##### DATA FOR THE TASK
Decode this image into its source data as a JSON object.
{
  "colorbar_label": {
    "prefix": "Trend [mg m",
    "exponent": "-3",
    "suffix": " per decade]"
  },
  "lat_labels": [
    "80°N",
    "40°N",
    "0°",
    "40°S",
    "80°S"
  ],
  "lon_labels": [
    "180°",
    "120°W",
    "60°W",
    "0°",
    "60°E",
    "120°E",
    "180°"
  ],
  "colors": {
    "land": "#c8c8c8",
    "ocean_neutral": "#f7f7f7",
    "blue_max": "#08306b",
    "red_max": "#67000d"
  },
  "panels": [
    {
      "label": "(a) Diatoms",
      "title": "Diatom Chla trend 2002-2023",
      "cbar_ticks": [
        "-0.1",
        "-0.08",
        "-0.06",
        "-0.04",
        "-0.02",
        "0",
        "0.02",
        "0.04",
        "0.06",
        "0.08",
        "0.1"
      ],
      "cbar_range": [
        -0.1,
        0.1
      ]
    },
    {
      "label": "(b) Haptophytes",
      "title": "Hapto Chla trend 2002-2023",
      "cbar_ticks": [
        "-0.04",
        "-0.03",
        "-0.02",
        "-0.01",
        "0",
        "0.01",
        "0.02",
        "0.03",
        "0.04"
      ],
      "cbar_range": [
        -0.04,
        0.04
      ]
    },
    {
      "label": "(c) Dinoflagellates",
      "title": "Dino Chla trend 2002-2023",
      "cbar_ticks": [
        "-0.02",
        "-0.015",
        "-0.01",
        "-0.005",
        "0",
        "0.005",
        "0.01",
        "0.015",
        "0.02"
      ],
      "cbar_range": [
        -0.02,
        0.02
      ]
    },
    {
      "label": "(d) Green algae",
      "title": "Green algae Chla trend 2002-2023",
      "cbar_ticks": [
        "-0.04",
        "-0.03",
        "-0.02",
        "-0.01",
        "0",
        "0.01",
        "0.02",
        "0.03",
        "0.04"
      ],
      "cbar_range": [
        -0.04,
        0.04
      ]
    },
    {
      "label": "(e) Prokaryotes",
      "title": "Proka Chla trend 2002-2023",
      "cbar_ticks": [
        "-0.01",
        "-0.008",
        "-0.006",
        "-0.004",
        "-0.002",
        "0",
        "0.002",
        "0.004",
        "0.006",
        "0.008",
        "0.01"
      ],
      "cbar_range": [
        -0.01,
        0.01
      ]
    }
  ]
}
##########
◆ **EXERCISE TASK**
Repeat the material above in full, exactly as it stands.

◆ **SOLUTION TO THIS TASK**
Decode this image into its source data as a JSON object.
{
  "colorbar_label": {
    "prefix": "Trend [mg m",
    "exponent": "-3",
    "suffix": " per decade]"
  },
  "lat_labels": [
    "80°N",
    "40°N",
    "0°",
    "40°S",
    "80°S"
  ],
  "lon_labels": [
    "180°",
    "120°W",
    "60°W",
    "0°",
    "60°E",
    "120°E",
    "180°"
  ],
  "colors": {
    "land": "#c8c8c8",
    "ocean_neutral": "#f7f7f7",
    "blue_max": "#08306b",
    "red_max": "#67000d"
  },
  "panels": [
    {
      "label": "(a) Diatoms",
      "title": "Diatom Chla trend 2002-2023",
      "cbar_ticks": [
        "-0.1",
        "-0.08",
        "-0.06",
        "-0.04",
        "-0.02",
        "0",
        "0.02",
        "0.04",
        "0.06",
        "0.08",
        "0.1"
      ],
      "cbar_range": [
        -0.1,
        0.1
      ]
    },
    {
      "label": "(b) Haptophytes",
      "title": "Hapto Chla trend 2002-2023",
      "cbar_ticks": [
        "-0.04",
        "-0.03",
        "-0.02",
        "-0.01",
        "0",
        "0.01",
        "0.02",
        "0.03",
        "0.04"
      ],
      "cbar_range": [
        -0.04,
        0.04
      ]
    },
    {
      "label": "(c) Dinoflagellates",
      "title": "Dino Chla trend 2002-2023",
      "cbar_ticks": [
        "-0.02",
        "-0.015",
        "-0.01",
        "-0.005",
        "0",
        "0.005",
        "0.01",
        "0.015",
        "0.02"
      ],
      "cbar_range": [
        -0.02,
        0.02
      ]
    },
    {
      "label": "(d) Green algae",
      "title": "Green algae Chla trend 2002-2023",
      "cbar_ticks": [
        "-0.04",
        "-0.03",
        "-0.02",
        "-0.01",
        "0",
        "0.01",
        "0.02",
        "0.03",
        "0.04"
      ],
      "cbar_range": [
        -0.04,
        0.04
      ]
    },
    {
      "label": "(e) Prokaryotes",
      "title": "Proka Chla trend 2002-2023",
      "cbar_ticks": [
        "-0.01",
        "-0.008",
        "-0.006",
        "-0.004",
        "-0.002",
        "0",
        "0.002",
        "0.004",
        "0.006",
        "0.008",
        "0.01"
      ],
      "cbar_range": [
        -0.01,
        0.01
      ]
    }
  ]
}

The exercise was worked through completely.